- [Problem statement] Find each line with the string "Step" and report it.

- [Source records]
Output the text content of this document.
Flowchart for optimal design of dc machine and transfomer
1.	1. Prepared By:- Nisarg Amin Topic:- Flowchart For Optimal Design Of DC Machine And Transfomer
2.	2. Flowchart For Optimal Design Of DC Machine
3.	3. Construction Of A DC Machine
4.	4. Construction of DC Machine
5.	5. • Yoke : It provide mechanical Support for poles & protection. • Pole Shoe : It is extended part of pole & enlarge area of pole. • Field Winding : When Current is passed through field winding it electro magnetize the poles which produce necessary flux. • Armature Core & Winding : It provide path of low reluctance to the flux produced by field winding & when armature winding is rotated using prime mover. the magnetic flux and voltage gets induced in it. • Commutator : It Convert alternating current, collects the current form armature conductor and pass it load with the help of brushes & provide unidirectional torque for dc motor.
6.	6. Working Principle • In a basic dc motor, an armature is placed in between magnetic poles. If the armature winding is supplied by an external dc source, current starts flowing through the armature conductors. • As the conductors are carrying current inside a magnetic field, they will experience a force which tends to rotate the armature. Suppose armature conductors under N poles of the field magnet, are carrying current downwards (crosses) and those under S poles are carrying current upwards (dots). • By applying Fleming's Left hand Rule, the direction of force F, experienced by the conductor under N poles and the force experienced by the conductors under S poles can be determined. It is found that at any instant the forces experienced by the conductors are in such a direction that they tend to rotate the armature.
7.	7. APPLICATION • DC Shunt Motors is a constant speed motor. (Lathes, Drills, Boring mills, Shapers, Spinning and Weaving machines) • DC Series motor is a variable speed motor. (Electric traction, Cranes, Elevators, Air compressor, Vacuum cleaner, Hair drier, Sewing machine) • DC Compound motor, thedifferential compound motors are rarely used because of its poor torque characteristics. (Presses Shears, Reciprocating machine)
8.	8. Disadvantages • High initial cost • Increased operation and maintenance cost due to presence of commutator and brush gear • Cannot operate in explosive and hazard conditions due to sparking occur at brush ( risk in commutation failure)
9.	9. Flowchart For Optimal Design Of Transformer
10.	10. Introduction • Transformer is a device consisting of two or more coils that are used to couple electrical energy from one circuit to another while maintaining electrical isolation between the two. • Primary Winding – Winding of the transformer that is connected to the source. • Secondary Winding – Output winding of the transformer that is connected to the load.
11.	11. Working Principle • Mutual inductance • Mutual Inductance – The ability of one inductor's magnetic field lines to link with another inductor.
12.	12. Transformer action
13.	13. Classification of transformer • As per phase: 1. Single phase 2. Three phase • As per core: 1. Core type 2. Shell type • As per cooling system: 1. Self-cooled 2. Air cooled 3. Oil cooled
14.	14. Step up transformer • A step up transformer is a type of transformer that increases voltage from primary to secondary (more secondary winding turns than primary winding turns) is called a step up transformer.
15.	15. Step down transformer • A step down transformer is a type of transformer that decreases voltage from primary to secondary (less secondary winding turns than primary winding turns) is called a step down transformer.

- [Task answer]
14.	14. Step up transformer • A step up transformer is a type of transformer that increases voltage from primary to secondary (more secondary winding turns than primary winding turns) is called a step up transformer.
15.	15. Step down transformer • A step down transformer is a type of transformer that decreases voltage from primary to secondary (less secondary winding turns than primary winding turns) is called a step down transformer.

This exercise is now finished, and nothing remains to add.